*Page excerpt*.

Coordinates: 59°55'25.6"N 10°42'17.9"E

The Lincoln Monument (Lincolnmonumentet) in the Frogner Park of Oslo, Norway, was sculpted by Norwegian-American Paul Fjelde. The monument was gifted to Norway by the U.S. State of North Dakota on July 4, 1914. It is located close to Henriette Wegner Pavilion, in the romantic landscape park built in the 19th century. A bronze plaque is inscribed with a passage from the Gettysburg Address: "Government of the people, by the people, for the people, shall not perish from the earth." The plaque on the left bears this inscription: "Presented to Norway by the people of North Dakota, U.S.A. July 4th, 1914."

The 500-pound bronze bust was unveiled in Oslo on July 4, 1914, with several dignitaries present. Speeches were held by North Dakota Governor Louis B. Hanna, Carl Berner, and Jørgen Løvland.

It was moved from Gamleparken to its current location in the park in 1999. It is now located immediately east of the Oslo Museum (Frogner Manor).

On the Fourth of July, it is a popular gathering place for Americans in Norway.

==Background==
In 1912, Norway presented a statue of Rollo, a 10th-century Viking chieftain, to the U.S. State of North Dakota. On July 12, a dedication celebration was held in Fargo when it was placed next to the Great Northern Railroad Depot. The statue was later relocated to its current location at the Elim Lutheran Church in the Downtown Fargo District. L. B. Hanna was elected North Dakota Governor later that year, and he was looking for a way to reciprocate this gift. The North Dakota Legislature authorized $10,000 in 1913 for a presentation at Norway's Centennial Constitution Day Celebration to be held in 1914. Governor Hanna appointed a five-member committee to find a suitable gift for Norway's Centennial Constitution Day Celebration. On the committee were Dr. Herman O. Fjelde, Paul Fjelde's uncle, and Mary Deem.

*What to work on*.
1. According to the passage on the Lincoln Monument in Oslo, how much does the bronze bust weigh?
2. Continue the passage on the Lincoln Monument in Oslo, picking up after its last sentence.

*Entries shown*.
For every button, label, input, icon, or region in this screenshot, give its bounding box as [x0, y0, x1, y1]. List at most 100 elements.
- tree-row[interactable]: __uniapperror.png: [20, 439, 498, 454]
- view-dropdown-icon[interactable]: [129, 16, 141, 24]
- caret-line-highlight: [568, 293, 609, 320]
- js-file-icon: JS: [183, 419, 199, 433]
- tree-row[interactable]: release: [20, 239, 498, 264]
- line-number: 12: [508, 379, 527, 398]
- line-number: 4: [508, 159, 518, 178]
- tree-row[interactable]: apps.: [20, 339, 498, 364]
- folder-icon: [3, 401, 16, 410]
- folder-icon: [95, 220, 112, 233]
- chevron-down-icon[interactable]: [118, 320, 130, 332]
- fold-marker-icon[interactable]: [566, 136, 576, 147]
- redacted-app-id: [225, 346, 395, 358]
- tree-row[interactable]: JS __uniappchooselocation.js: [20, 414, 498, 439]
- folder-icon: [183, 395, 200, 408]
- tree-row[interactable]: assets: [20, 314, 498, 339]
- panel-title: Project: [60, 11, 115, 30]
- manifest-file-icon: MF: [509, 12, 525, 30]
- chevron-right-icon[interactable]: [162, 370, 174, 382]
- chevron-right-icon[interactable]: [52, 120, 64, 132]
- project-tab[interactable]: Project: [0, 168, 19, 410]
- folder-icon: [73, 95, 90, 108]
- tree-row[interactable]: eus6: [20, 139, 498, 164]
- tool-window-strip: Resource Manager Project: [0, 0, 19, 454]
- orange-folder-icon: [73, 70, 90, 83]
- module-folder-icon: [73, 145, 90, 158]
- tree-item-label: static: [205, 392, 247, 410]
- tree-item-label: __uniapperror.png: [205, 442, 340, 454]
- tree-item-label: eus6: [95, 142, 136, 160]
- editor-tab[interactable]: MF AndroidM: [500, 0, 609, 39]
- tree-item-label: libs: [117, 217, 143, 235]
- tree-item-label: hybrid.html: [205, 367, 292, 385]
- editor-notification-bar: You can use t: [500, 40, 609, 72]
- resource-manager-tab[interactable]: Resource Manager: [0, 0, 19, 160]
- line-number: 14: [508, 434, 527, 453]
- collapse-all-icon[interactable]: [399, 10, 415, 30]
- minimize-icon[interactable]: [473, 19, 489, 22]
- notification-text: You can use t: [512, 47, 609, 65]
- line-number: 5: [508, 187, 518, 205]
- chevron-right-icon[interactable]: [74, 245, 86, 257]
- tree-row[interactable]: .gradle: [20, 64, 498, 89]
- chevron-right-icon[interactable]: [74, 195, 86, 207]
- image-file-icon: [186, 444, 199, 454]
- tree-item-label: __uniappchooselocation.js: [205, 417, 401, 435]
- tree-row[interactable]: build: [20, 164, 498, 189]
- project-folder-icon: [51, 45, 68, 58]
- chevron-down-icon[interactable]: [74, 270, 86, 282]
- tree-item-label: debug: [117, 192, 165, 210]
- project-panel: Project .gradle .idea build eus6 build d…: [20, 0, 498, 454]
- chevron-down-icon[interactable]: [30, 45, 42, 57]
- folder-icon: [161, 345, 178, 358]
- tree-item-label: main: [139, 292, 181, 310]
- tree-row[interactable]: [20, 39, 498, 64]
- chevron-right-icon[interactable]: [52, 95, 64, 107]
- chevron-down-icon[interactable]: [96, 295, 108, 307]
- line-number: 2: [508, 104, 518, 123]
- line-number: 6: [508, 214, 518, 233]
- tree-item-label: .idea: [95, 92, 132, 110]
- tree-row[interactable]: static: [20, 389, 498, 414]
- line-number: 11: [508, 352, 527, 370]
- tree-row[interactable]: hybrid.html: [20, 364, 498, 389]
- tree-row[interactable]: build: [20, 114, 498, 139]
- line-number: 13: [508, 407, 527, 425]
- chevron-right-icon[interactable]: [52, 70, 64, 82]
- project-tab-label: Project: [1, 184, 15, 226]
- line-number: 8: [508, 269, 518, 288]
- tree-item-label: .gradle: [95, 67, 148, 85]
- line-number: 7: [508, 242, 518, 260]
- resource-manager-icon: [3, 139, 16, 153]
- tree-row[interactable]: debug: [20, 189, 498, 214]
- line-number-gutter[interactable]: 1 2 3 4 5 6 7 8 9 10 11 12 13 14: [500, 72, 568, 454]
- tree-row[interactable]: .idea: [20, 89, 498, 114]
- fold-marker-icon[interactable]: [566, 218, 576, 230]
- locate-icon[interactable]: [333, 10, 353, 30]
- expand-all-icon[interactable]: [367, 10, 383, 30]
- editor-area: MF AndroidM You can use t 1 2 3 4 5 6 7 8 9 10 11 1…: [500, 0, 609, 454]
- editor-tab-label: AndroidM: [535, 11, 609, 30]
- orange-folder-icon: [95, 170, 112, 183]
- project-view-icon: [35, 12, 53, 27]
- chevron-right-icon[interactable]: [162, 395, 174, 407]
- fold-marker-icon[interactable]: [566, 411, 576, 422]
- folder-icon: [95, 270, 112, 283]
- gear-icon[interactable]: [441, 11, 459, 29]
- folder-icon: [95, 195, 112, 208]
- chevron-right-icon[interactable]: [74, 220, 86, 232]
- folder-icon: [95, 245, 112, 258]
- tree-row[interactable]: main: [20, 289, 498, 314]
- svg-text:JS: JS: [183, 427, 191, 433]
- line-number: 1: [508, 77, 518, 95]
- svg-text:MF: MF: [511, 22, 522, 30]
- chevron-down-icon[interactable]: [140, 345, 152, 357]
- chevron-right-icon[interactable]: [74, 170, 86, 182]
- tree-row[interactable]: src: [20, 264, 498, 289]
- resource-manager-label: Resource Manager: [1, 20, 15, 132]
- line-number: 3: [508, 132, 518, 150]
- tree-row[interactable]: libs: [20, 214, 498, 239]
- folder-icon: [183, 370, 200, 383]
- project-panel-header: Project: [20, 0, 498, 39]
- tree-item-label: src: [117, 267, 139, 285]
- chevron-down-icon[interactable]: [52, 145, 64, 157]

*The results*.
1. 500 pounds.

2.
The committee agreed that the gift would be a bust of Abraham Lincoln, and a competition was opened to competitive bids. Fjelde's work was judged the best. When Fjelde's model was completed, the full committee traveled to Chicago to view Fjelde's work. Led by Governor Hanna, a delegation from North Dakota traveled to Norway with Fjelde's 500-pound bronze bust. On July 4, 1914, it was erected in Oslo's Frogner Park, where it was unveiled and presented to dignitaries. A replica has since been created at the courthouse lawn in Hillsboro, North Dakota.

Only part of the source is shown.